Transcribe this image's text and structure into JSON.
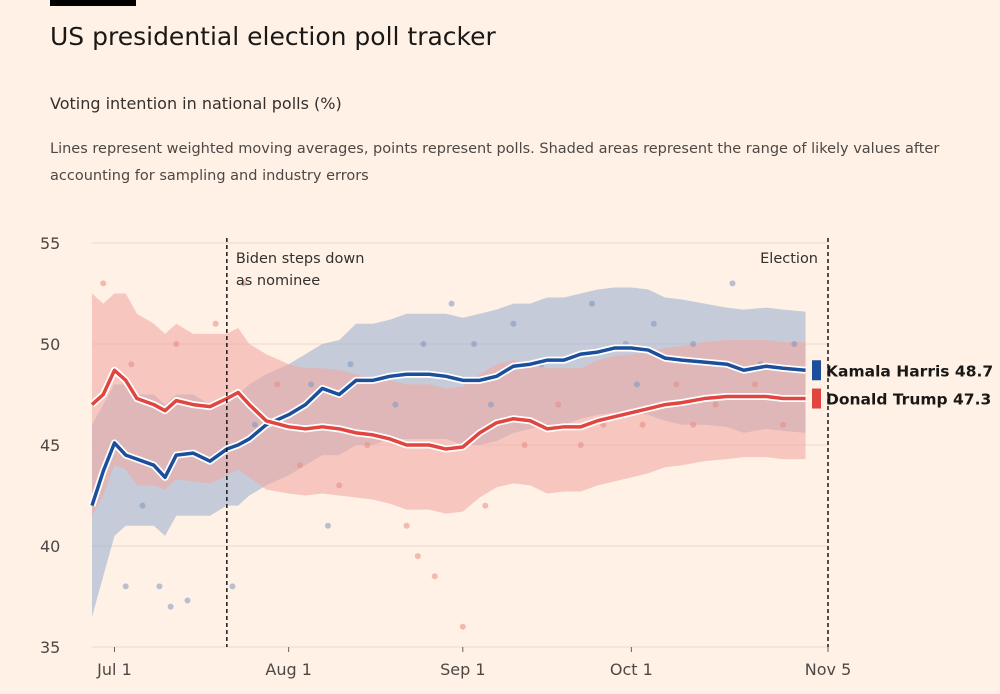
{
  "chart_data": {
    "type": "line",
    "title": "US presidential election poll tracker",
    "subtitle": "Voting intention in national polls (%)",
    "note": "Lines represent weighted moving averages, points represent polls. Shaded areas represent the range of likely values after accounting for sampling and industry errors",
    "x": [
      179,
      181,
      183,
      185,
      187,
      190,
      192,
      194,
      197,
      200,
      203,
      205,
      207,
      210,
      214,
      217,
      220,
      223,
      226,
      229,
      232,
      235,
      239,
      242,
      245,
      248,
      251,
      254,
      257,
      260,
      263,
      266,
      269,
      272,
      275,
      278,
      281,
      284,
      288,
      292,
      295,
      299,
      302,
      306
    ],
    "xlim": [
      179,
      310
    ],
    "xticks": [
      {
        "value": 183,
        "label": "Jul 1"
      },
      {
        "value": 214,
        "label": "Aug 1"
      },
      {
        "value": 245,
        "label": "Sep 1"
      },
      {
        "value": 275,
        "label": "Oct 1"
      },
      {
        "value": 310,
        "label": "Nov 5"
      }
    ],
    "ylim": [
      35,
      55
    ],
    "yticks": [
      35,
      40,
      45,
      50,
      55
    ],
    "grid": true,
    "series": [
      {
        "name": "Kamala Harris",
        "color": "#1b4e9b",
        "band_color": "#9fb2cf",
        "dot_color": "#7d96bf",
        "values": [
          42,
          43.7,
          45.1,
          44.5,
          44.3,
          44.0,
          43.4,
          44.5,
          44.6,
          44.2,
          44.8,
          45.0,
          45.3,
          46.0,
          46.5,
          47.0,
          47.8,
          47.5,
          48.2,
          48.2,
          48.4,
          48.5,
          48.5,
          48.4,
          48.2,
          48.2,
          48.4,
          48.9,
          49.0,
          49.2,
          49.2,
          49.5,
          49.6,
          49.8,
          49.8,
          49.7,
          49.3,
          49.2,
          49.1,
          49.0,
          48.7,
          48.9,
          48.8,
          48.7
        ],
        "upper": [
          46,
          47,
          48,
          48,
          47.5,
          47.5,
          47,
          47.5,
          47.5,
          47,
          47,
          47.5,
          48,
          48.5,
          49,
          49.5,
          50,
          50.2,
          51,
          51,
          51.2,
          51.5,
          51.5,
          51.5,
          51.3,
          51.5,
          51.7,
          52,
          52,
          52.3,
          52.3,
          52.5,
          52.7,
          52.8,
          52.8,
          52.7,
          52.3,
          52.2,
          52,
          51.8,
          51.7,
          51.8,
          51.7,
          51.6
        ],
        "lower": [
          36.5,
          38.5,
          40.5,
          41,
          41,
          41,
          40.5,
          41.5,
          41.5,
          41.5,
          42,
          42,
          42.5,
          43,
          43.5,
          44,
          44.5,
          44.5,
          45,
          45,
          45.3,
          45.3,
          45.3,
          45.3,
          45,
          45,
          45.2,
          45.6,
          45.8,
          46,
          46,
          46.3,
          46.5,
          46.6,
          46.6,
          46.5,
          46.2,
          46,
          46,
          45.9,
          45.6,
          45.8,
          45.7,
          45.6
        ],
        "polls": {
          "x": [
            185,
            191,
            193,
            196,
            188,
            204,
            218,
            225,
            233,
            238,
            247,
            254,
            259,
            268,
            274,
            279,
            286,
            293,
            298,
            304,
            221,
            250,
            276,
            208,
            243
          ],
          "values": [
            38,
            38,
            37,
            37.3,
            42,
            38,
            48,
            49,
            47,
            50,
            50,
            51,
            49,
            52,
            50,
            51,
            50,
            53,
            49,
            50,
            41,
            47,
            48,
            46,
            52
          ]
        }
      },
      {
        "name": "Donald Trump",
        "color": "#e0453f",
        "band_color": "#f0aaa5",
        "dot_color": "#e88a84",
        "values": [
          47.0,
          47.5,
          48.7,
          48.2,
          47.3,
          47.0,
          46.7,
          47.2,
          47.0,
          46.9,
          47.3,
          47.6,
          47.0,
          46.2,
          45.9,
          45.8,
          45.9,
          45.8,
          45.6,
          45.5,
          45.3,
          45.0,
          45.0,
          44.8,
          44.9,
          45.6,
          46.1,
          46.3,
          46.2,
          45.8,
          45.9,
          45.9,
          46.2,
          46.4,
          46.6,
          46.8,
          47.0,
          47.1,
          47.3,
          47.4,
          47.4,
          47.4,
          47.3,
          47.3
        ],
        "upper": [
          52.5,
          52,
          52.5,
          52.5,
          51.5,
          51,
          50.5,
          51,
          50.5,
          50.5,
          50.5,
          50.8,
          50,
          49.5,
          49,
          48.8,
          48.8,
          48.7,
          48.5,
          48.3,
          48.2,
          48,
          48,
          47.8,
          47.9,
          48.5,
          49,
          49.2,
          49,
          48.8,
          48.8,
          48.8,
          49.2,
          49.4,
          49.5,
          49.6,
          49.8,
          49.9,
          50.1,
          50.2,
          50.2,
          50.2,
          50.1,
          50.1
        ],
        "lower": [
          41.5,
          42.5,
          44,
          43.8,
          43,
          43,
          42.8,
          43.3,
          43.2,
          43.1,
          43.5,
          43.8,
          43.4,
          42.8,
          42.6,
          42.5,
          42.6,
          42.5,
          42.4,
          42.3,
          42.1,
          41.8,
          41.8,
          41.6,
          41.7,
          42.4,
          42.9,
          43.1,
          43,
          42.6,
          42.7,
          42.7,
          43,
          43.2,
          43.4,
          43.6,
          43.9,
          44,
          44.2,
          44.3,
          44.4,
          44.4,
          44.3,
          44.3
        ],
        "polls": {
          "x": [
            181,
            186,
            194,
            201,
            206,
            216,
            223,
            228,
            235,
            237,
            245,
            249,
            256,
            262,
            270,
            277,
            283,
            290,
            297,
            302,
            240,
            190,
            266,
            286,
            212
          ],
          "values": [
            53,
            49,
            50,
            51,
            53,
            44,
            43,
            45,
            41,
            39.5,
            36,
            42,
            45,
            47,
            46,
            46,
            48,
            47,
            48,
            46,
            38.5,
            47,
            45,
            46,
            48
          ]
        }
      }
    ],
    "annotations": [
      {
        "lines": [
          "Biden steps down",
          "as nominee"
        ],
        "x": 203,
        "side": "right"
      },
      {
        "lines": [
          "Election"
        ],
        "x": 310,
        "side": "left"
      }
    ]
  }
}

.....

Transcribe every record above exactly, leaving out the pictures.

* [THE RESPONSE]:
Transcribe this image's text and structure into JSON.
{
  "chart_data": {
    "type": "line",
    "title": "US presidential election poll tracker",
    "subtitle": "Voting intention in national polls (%)",
    "note": "Lines represent weighted moving averages, points represent polls. Shaded areas represent the range of likely values after accounting for sampling and industry errors",
    "x": [
      179,
      181,
      183,
      185,
      187,
      190,
      192,
      194,
      197,
      200,
      203,
      205,
      207,
      210,
      214,
      217,
      220,
      223,
      226,
      229,
      232,
      235,
      239,
      242,
      245,
      248,
      251,
      254,
      257,
      260,
      263,
      266,
      269,
      272,
      275,
      278,
      281,
      284,
      288,
      292,
      295,
      299,
      302,
      306
    ],
    "xlim": [
      179,
      310
    ],
    "xticks": [
      {
        "value": 183,
        "label": "Jul 1"
      },
      {
        "value": 214,
        "label": "Aug 1"
      },
      {
        "value": 245,
        "label": "Sep 1"
      },
      {
        "value": 275,
        "label": "Oct 1"
      },
      {
        "value": 310,
        "label": "Nov 5"
      }
    ],
    "ylim": [
      35,
      55
    ],
    "yticks": [
      35,
      40,
      45,
      50,
      55
    ],
    "grid": true,
    "series": [
      {
        "name": "Kamala Harris",
        "color": "#1b4e9b",
        "band_color": "#9fb2cf",
        "dot_color": "#7d96bf",
        "values": [
          42,
          43.7,
          45.1,
          44.5,
          44.3,
          44.0,
          43.4,
          44.5,
          44.6,
          44.2,
          44.8,
          45.0,
          45.3,
          46.0,
          46.5,
          47.0,
          47.8,
          47.5,
          48.2,
          48.2,
          48.4,
          48.5,
          48.5,
          48.4,
          48.2,
          48.2,
          48.4,
          48.9,
          49.0,
          49.2,
          49.2,
          49.5,
          49.6,
          49.8,
          49.8,
          49.7,
          49.3,
          49.2,
          49.1,
          49.0,
          48.7,
          48.9,
          48.8,
          48.7
        ],
        "upper": [
          46,
          47,
          48,
          48,
          47.5,
          47.5,
          47,
          47.5,
          47.5,
          47,
          47,
          47.5,
          48,
          48.5,
          49,
          49.5,
          50,
          50.2,
          51,
          51,
          51.2,
          51.5,
          51.5,
          51.5,
          51.3,
          51.5,
          51.7,
          52,
          52,
          52.3,
          52.3,
          52.5,
          52.7,
          52.8,
          52.8,
          52.7,
          52.3,
          52.2,
          52,
          51.8,
          51.7,
          51.8,
          51.7,
          51.6
        ],
        "lower": [
          36.5,
          38.5,
          40.5,
          41,
          41,
          41,
          40.5,
          41.5,
          41.5,
          41.5,
          42,
          42,
          42.5,
          43,
          43.5,
          44,
          44.5,
          44.5,
          45,
          45,
          45.3,
          45.3,
          45.3,
          45.3,
          45,
          45,
          45.2,
          45.6,
          45.8,
          46,
          46,
          46.3,
          46.5,
          46.6,
          46.6,
          46.5,
          46.2,
          46,
          46,
          45.9,
          45.6,
          45.8,
          45.7,
          45.6
        ],
        "polls": {
          "x": [
            185,
            191,
            193,
            196,
            188,
            204,
            218,
            225,
            233,
            238,
            247,
            254,
            259,
            268,
            274,
            279,
            286,
            293,
            298,
            304,
            221,
            250,
            276,
            208,
            243
          ],
          "values": [
            38,
            38,
            37,
            37.3,
            42,
            38,
            48,
            49,
            47,
            50,
            50,
            51,
            49,
            52,
            50,
            51,
            50,
            53,
            49,
            50,
            41,
            47,
            48,
            46,
            52
          ]
        }
      },
      {
        "name": "Donald Trump",
        "color": "#e0453f",
        "band_color": "#f0aaa5",
        "dot_color": "#e88a84",
        "values": [
          47.0,
          47.5,
          48.7,
          48.2,
          47.3,
          47.0,
          46.7,
          47.2,
          47.0,
          46.9,
          47.3,
          47.6,
          47.0,
          46.2,
          45.9,
          45.8,
          45.9,
          45.8,
          45.6,
          45.5,
          45.3,
          45.0,
          45.0,
          44.8,
          44.9,
          45.6,
          46.1,
          46.3,
          46.2,
          45.8,
          45.9,
          45.9,
          46.2,
          46.4,
          46.6,
          46.8,
          47.0,
          47.1,
          47.3,
          47.4,
          47.4,
          47.4,
          47.3,
          47.3
        ],
        "upper": [
          52.5,
          52,
          52.5,
          52.5,
          51.5,
          51,
          50.5,
          51,
          50.5,
          50.5,
          50.5,
          50.8,
          50,
          49.5,
          49,
          48.8,
          48.8,
          48.7,
          48.5,
          48.3,
          48.2,
          48,
          48,
          47.8,
          47.9,
          48.5,
          49,
          49.2,
          49,
          48.8,
          48.8,
          48.8,
          49.2,
          49.4,
          49.5,
          49.6,
          49.8,
          49.9,
          50.1,
          50.2,
          50.2,
          50.2,
          50.1,
          50.1
        ],
        "lower": [
          41.5,
          42.5,
          44,
          43.8,
          43,
          43,
          42.8,
          43.3,
          43.2,
          43.1,
          43.5,
          43.8,
          43.4,
          42.8,
          42.6,
          42.5,
          42.6,
          42.5,
          42.4,
          42.3,
          42.1,
          41.8,
          41.8,
          41.6,
          41.7,
          42.4,
          42.9,
          43.1,
          43,
          42.6,
          42.7,
          42.7,
          43,
          43.2,
          43.4,
          43.6,
          43.9,
          44,
          44.2,
          44.3,
          44.4,
          44.4,
          44.3,
          44.3
        ],
        "polls": {
          "x": [
            181,
            186,
            194,
            201,
            206,
            216,
            223,
            228,
            235,
            237,
            245,
            249,
            256,
            262,
            270,
            277,
            283,
            290,
            297,
            302,
            240,
            190,
            266,
            286,
            212
          ],
          "values": [
            53,
            49,
            50,
            51,
            53,
            44,
            43,
            45,
            41,
            39.5,
            36,
            42,
            45,
            47,
            46,
            46,
            48,
            47,
            48,
            46,
            38.5,
            47,
            45,
            46,
            48
          ]
        }
      }
    ],
    "annotations": [
      {
        "lines": [
          "Biden steps down",
          "as nominee"
        ],
        "x": 203,
        "side": "right"
      },
      {
        "lines": [
          "Election"
        ],
        "x": 310,
        "side": "left"
      }
    ]
  }
}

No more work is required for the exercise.